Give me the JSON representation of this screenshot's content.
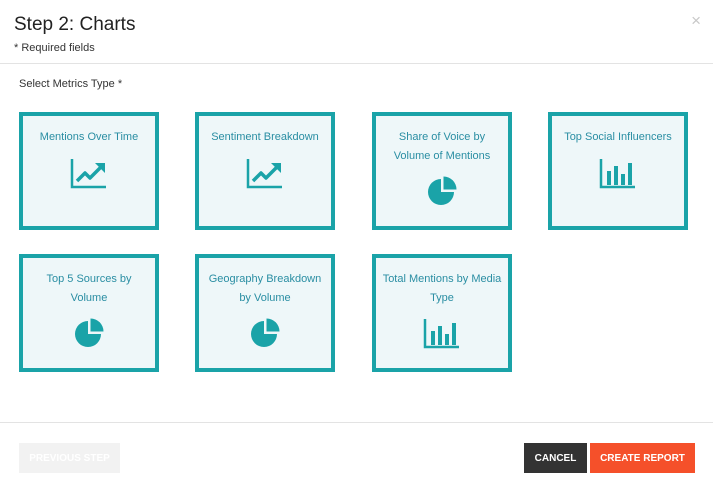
{
  "dialog": {
    "title": "Step 2: Charts",
    "required_note": "* Required fields",
    "close_glyph": "×"
  },
  "metrics": {
    "label": "Select Metrics Type *",
    "options": [
      {
        "label": "Mentions Over Time",
        "icon": "line-trend-icon"
      },
      {
        "label": "Sentiment Breakdown",
        "icon": "line-trend-icon"
      },
      {
        "label": "Share of Voice by Volume of Mentions",
        "icon": "pie-chart-icon"
      },
      {
        "label": "Top Social Influencers",
        "icon": "bar-chart-icon"
      },
      {
        "label": "Top 5 Sources by Volume",
        "icon": "pie-chart-icon"
      },
      {
        "label": "Geography Breakdown by Volume",
        "icon": "pie-chart-icon"
      },
      {
        "label": "Total Mentions by Media Type",
        "icon": "bar-chart-icon"
      }
    ]
  },
  "footer": {
    "previous_label": "PREVIOUS STEP",
    "cancel_label": "CANCEL",
    "create_label": "CREATE REPORT"
  },
  "colors": {
    "accent": "#1aa3a8",
    "card_bg": "#eef7f9",
    "label_text": "#2a8ea3",
    "create_button": "#f5502a",
    "cancel_button": "#333333"
  }
}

# # # # #

Pull every line containing "Breakdown" out of the data above.

Final answer ::
        "label": "Sentiment Breakdown",
        "label": "Geography Breakdown by Volume",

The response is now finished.